Quote each of the following lines verbatim, with no changes.

++++++++++

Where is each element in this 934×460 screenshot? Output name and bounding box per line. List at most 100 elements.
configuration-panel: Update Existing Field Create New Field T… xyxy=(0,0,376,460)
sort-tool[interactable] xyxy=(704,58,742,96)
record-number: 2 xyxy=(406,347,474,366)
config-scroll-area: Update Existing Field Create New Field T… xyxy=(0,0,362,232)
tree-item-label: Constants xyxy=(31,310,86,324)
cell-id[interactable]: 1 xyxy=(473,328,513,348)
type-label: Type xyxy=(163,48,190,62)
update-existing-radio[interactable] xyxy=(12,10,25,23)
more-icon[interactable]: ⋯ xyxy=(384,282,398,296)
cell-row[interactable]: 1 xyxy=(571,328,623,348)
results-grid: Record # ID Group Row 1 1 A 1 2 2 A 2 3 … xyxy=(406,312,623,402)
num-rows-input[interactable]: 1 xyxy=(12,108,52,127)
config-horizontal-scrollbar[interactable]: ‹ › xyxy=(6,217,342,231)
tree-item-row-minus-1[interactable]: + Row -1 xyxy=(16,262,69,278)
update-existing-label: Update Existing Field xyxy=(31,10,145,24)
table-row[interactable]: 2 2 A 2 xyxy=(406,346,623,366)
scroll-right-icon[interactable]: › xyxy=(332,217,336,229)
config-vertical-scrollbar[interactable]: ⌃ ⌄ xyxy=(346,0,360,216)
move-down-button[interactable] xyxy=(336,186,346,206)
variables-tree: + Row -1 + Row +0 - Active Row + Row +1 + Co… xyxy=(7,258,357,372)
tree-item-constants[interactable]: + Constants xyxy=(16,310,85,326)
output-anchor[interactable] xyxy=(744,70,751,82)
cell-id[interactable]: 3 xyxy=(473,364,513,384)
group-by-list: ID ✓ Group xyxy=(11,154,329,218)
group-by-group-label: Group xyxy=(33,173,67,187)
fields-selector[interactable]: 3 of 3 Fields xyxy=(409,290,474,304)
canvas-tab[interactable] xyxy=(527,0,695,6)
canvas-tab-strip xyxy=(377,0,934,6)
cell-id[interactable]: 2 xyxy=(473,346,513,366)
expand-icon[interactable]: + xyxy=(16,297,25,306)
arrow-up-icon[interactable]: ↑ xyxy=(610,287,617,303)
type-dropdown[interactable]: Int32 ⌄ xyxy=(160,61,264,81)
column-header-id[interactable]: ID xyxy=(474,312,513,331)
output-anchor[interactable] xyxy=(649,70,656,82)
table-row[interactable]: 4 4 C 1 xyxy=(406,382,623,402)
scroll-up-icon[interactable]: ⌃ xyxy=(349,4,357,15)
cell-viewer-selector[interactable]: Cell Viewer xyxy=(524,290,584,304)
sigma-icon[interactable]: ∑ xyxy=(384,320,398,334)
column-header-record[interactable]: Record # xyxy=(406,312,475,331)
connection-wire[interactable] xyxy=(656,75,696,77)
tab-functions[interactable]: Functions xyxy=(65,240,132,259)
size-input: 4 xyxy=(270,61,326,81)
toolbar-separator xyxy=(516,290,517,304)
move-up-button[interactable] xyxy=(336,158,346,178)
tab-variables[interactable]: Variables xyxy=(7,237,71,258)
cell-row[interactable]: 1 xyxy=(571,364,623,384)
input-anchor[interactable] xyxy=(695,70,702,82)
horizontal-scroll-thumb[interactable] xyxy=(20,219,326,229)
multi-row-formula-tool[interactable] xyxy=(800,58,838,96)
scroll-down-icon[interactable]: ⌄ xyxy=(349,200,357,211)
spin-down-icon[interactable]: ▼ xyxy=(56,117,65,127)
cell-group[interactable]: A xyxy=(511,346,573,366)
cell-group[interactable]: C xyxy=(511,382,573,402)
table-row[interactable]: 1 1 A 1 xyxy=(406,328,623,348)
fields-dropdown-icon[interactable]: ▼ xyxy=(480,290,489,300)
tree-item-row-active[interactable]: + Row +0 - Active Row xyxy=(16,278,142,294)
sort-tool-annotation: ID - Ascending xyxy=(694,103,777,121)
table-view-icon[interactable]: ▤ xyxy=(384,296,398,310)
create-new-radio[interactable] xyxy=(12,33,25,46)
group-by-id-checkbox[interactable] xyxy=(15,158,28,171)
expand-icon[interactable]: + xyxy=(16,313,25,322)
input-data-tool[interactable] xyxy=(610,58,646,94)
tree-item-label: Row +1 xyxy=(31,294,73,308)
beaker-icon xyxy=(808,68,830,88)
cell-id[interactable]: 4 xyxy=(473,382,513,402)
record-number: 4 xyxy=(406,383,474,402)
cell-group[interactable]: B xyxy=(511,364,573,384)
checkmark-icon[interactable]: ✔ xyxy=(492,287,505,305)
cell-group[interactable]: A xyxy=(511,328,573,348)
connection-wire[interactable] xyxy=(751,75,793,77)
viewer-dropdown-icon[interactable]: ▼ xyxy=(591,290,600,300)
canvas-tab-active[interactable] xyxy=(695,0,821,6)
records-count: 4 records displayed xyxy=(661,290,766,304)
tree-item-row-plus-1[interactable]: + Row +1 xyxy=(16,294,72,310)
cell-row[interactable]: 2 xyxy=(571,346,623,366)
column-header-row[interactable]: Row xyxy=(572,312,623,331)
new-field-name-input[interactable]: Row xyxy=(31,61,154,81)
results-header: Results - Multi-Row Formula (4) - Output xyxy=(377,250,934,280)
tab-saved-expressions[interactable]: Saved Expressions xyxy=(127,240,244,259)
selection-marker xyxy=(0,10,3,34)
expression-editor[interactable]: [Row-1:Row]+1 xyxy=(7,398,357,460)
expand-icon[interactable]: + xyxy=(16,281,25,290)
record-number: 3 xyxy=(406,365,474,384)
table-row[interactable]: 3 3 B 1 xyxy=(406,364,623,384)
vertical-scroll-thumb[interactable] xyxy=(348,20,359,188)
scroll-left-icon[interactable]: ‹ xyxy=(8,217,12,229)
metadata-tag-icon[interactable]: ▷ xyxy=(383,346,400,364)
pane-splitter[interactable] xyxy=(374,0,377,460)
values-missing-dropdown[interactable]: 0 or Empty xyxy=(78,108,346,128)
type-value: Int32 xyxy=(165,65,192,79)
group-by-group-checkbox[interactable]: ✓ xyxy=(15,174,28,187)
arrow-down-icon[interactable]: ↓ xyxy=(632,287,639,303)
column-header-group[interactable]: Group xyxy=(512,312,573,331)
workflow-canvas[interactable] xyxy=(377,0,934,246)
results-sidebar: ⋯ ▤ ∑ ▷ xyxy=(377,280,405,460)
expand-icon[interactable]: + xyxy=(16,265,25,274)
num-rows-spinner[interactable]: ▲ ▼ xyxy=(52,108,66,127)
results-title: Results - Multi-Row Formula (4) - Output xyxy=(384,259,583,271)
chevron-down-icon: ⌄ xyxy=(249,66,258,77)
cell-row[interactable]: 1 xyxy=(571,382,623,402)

++++++++++

• Exercise solution:
Where is each element in this 934×460 screenshot? Output name and bounding box per line. List at most 100 elements.
configuration-panel: Update Existing Field Create New Field T… xyxy=(0,0,376,460)
sort-tool[interactable] xyxy=(704,58,742,96)
record-number: 2 xyxy=(406,347,474,366)
config-scroll-area: Update Existing Field Create New Field T… xyxy=(0,0,362,232)
tree-item-label: Constants xyxy=(31,310,86,324)
cell-id[interactable]: 1 xyxy=(473,328,513,348)
type-label: Type xyxy=(163,48,190,62)
update-existing-radio[interactable] xyxy=(12,10,25,23)
more-icon[interactable]: ⋯ xyxy=(384,282,398,296)
cell-row[interactable]: 1 xyxy=(571,328,623,348)
results-grid: Record # ID Group Row 1 1 A 1 2 2 A 2 3 … xyxy=(406,312,623,402)
num-rows-input[interactable]: 1 xyxy=(12,108,52,127)
config-horizontal-scrollbar[interactable]: ‹ › xyxy=(6,217,342,231)
tree-item-row-minus-1[interactable]: + Row -1 xyxy=(16,262,69,278)
update-existing-label: Update Existing Field xyxy=(31,10,145,24)
table-row[interactable]: 2 2 A 2 xyxy=(406,346,623,366)
scroll-right-icon[interactable]: › xyxy=(332,217,336,229)
config-vertical-scrollbar[interactable]: ⌃ ⌄ xyxy=(346,0,360,216)
move-down-button[interactable] xyxy=(336,186,346,206)
variables-tree: + Row -1 + Row +0 - Active Row + Row +1 + Co… xyxy=(7,258,357,372)
tree-item-constants[interactable]: + Constants xyxy=(16,310,85,326)
output-anchor[interactable] xyxy=(744,70,751,82)
cell-id[interactable]: 3 xyxy=(473,364,513,384)
group-by-list: ID ✓ Group xyxy=(11,154,329,218)
group-by-group-label: Group xyxy=(33,173,67,187)
fields-selector[interactable]: 3 of 3 Fields xyxy=(409,290,474,304)
canvas-tab[interactable] xyxy=(527,0,695,6)
canvas-tab-strip xyxy=(377,0,934,6)
cell-id[interactable]: 2 xyxy=(473,346,513,366)
expand-icon[interactable]: + xyxy=(16,297,25,306)
arrow-up-icon[interactable]: ↑ xyxy=(610,287,617,303)
type-dropdown[interactable]: Int32 ⌄ xyxy=(160,61,264,81)
column-header-id[interactable]: ID xyxy=(474,312,513,331)
output-anchor[interactable] xyxy=(649,70,656,82)
table-row[interactable]: 4 4 C 1 xyxy=(406,382,623,402)
scroll-up-icon[interactable]: ⌃ xyxy=(349,4,357,15)
cell-viewer-selector[interactable]: Cell Viewer xyxy=(524,290,584,304)
sigma-icon[interactable]: ∑ xyxy=(384,320,398,334)
column-header-record[interactable]: Record # xyxy=(406,312,475,331)
connection-wire[interactable] xyxy=(656,75,696,77)
tab-functions[interactable]: Functions xyxy=(65,240,132,259)
size-input: 4 xyxy=(270,61,326,81)
toolbar-separator xyxy=(516,290,517,304)
move-up-button[interactable] xyxy=(336,158,346,178)
tab-variables[interactable]: Variables xyxy=(7,237,71,258)
cell-row[interactable]: 1 xyxy=(571,364,623,384)
input-anchor[interactable] xyxy=(695,70,702,82)
horizontal-scroll-thumb[interactable] xyxy=(20,219,326,229)
multi-row-formula-tool[interactable] xyxy=(800,58,838,96)
scroll-down-icon[interactable]: ⌄ xyxy=(349,200,357,211)
spin-down-icon[interactable]: ▼ xyxy=(56,117,65,127)
cell-group[interactable]: A xyxy=(511,346,573,366)
cell-group[interactable]: C xyxy=(511,382,573,402)
table-row[interactable]: 1 1 A 1 xyxy=(406,328,623,348)
fields-dropdown-icon[interactable]: ▼ xyxy=(480,290,489,300)
tree-item-row-active[interactable]: + Row +0 - Active Row xyxy=(16,278,142,294)
sort-tool-annotation: ID - Ascending xyxy=(694,103,777,121)
table-view-icon[interactable]: ▤ xyxy=(384,296,398,310)
create-new-radio[interactable] xyxy=(12,33,25,46)
group-by-id-checkbox[interactable] xyxy=(15,158,28,171)
expand-icon[interactable]: + xyxy=(16,313,25,322)
input-data-tool[interactable] xyxy=(610,58,646,94)
tree-item-label: Row +1 xyxy=(31,294,73,308)
beaker-icon xyxy=(808,68,830,88)
cell-id[interactable]: 4 xyxy=(473,382,513,402)
record-number: 4 xyxy=(406,383,474,402)
cell-group[interactable]: B xyxy=(511,364,573,384)
checkmark-icon[interactable]: ✔ xyxy=(492,287,505,305)
cell-group[interactable]: A xyxy=(511,328,573,348)
connection-wire[interactable] xyxy=(751,75,793,77)
viewer-dropdown-icon[interactable]: ▼ xyxy=(591,290,600,300)
canvas-tab-active[interactable] xyxy=(695,0,821,6)
records-count: 4 records displayed xyxy=(661,290,766,304)
tree-item-row-plus-1[interactable]: + Row +1 xyxy=(16,294,72,310)
cell-row[interactable]: 2 xyxy=(571,346,623,366)
column-header-row[interactable]: Row xyxy=(572,312,623,331)
new-field-name-input[interactable]: Row xyxy=(31,61,154,81)
results-header: Results - Multi-Row Formula (4) - Output xyxy=(377,250,934,280)
tab-saved-expressions[interactable]: Saved Expressions xyxy=(127,240,244,259)
selection-marker xyxy=(0,10,3,34)
expression-editor[interactable]: [Row-1:Row]+1 xyxy=(7,398,357,460)
expand-icon[interactable]: + xyxy=(16,281,25,290)
record-number: 3 xyxy=(406,365,474,384)
table-row[interactable]: 3 3 B 1 xyxy=(406,364,623,384)
vertical-scroll-thumb[interactable] xyxy=(348,20,359,188)
scroll-left-icon[interactable]: ‹ xyxy=(8,217,12,229)
metadata-tag-icon[interactable]: ▷ xyxy=(383,346,400,364)
pane-splitter[interactable] xyxy=(374,0,377,460)
values-missing-dropdown[interactable]: 0 or Empty xyxy=(78,108,346,128)
type-value: Int32 xyxy=(165,65,192,79)
group-by-group-checkbox[interactable]: ✓ xyxy=(15,174,28,187)
arrow-down-icon[interactable]: ↓ xyxy=(632,287,639,303)
column-header-group[interactable]: Group xyxy=(512,312,573,331)
workflow-canvas[interactable] xyxy=(377,0,934,246)
results-sidebar: ⋯ ▤ ∑ ▷ xyxy=(377,280,405,460)
expand-icon[interactable]: + xyxy=(16,265,25,274)
num-rows-spinner[interactable]: ▲ ▼ xyxy=(52,108,66,127)
results-title: Results - Multi-Row Formula (4) - Output xyxy=(384,259,583,271)
chevron-down-icon: ⌄ xyxy=(249,66,258,77)
cell-row[interactable]: 1 xyxy=(571,382,623,402)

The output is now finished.